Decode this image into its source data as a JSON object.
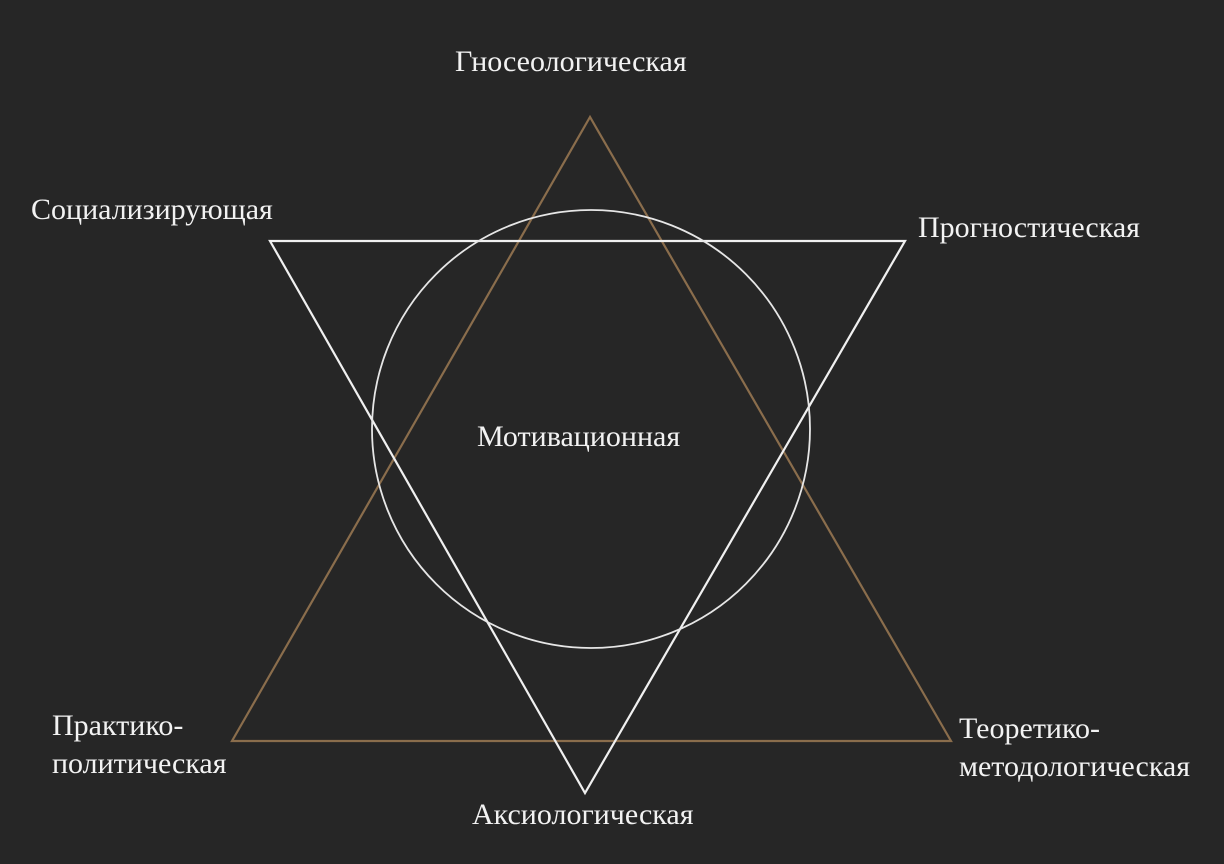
{
  "diagram": {
    "colors": {
      "background": "#262626",
      "upward_triangle": "#8a6d4c",
      "downward_triangle": "#f0f0f0",
      "circle": "#e6e6e6",
      "text": "#f2f2f2"
    },
    "labels": {
      "top": "Гносеологическая",
      "center": "Мотивационная",
      "upper_left": "Социализирующая",
      "upper_right": "Прогностическая",
      "lower_left_line1": "Практико-",
      "lower_left_line2": "политическая",
      "lower_right_line1": "Теоретико-",
      "lower_right_line2": "методологическая",
      "bottom": "Аксиологическая"
    }
  }
}
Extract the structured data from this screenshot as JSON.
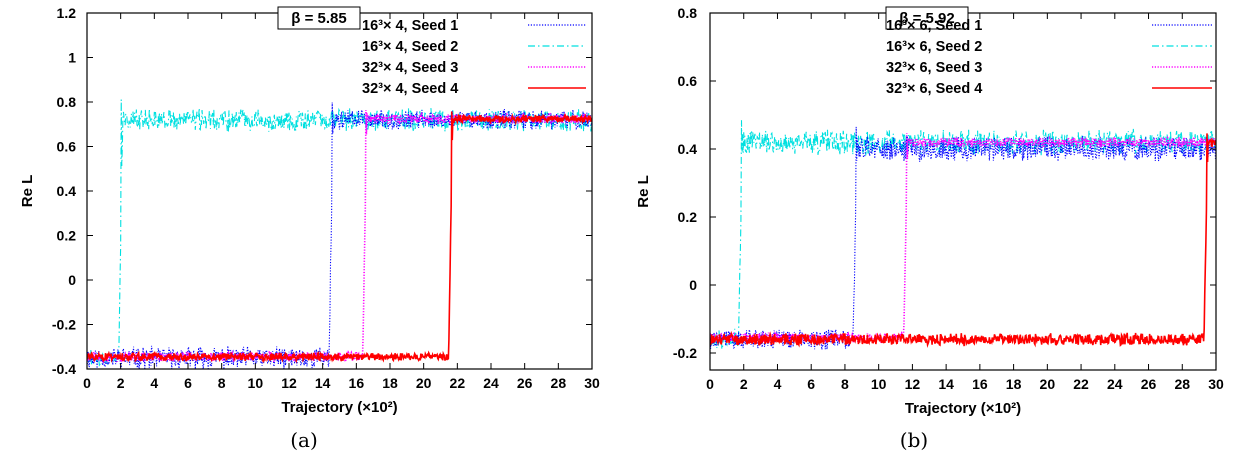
+++++
> _TO BE DONE_:
In your copy, leave out the pictures and reproduce the material above exactly.

> _IN RESPONSE_:
Decode this image into its source data as a JSON object.
{
  "diagram": {
    "colors": {
      "background": "#262626",
      "upward_triangle": "#8a6d4c",
      "downward_triangle": "#f0f0f0",
      "circle": "#e6e6e6",
      "text": "#f2f2f2"
    },
    "labels": {
      "top": "Гносеологическая",
      "center": "Мотивационная",
      "upper_left": "Социализирующая",
      "upper_right": "Прогностическая",
      "lower_left_line1": "Практико-",
      "lower_left_line2": "политическая",
      "lower_right_line1": "Теоретико-",
      "lower_right_line2": "методологическая",
      "bottom": "Аксиологическая"
    }
  }
}
Extract the structured data from this screenshot as JSON.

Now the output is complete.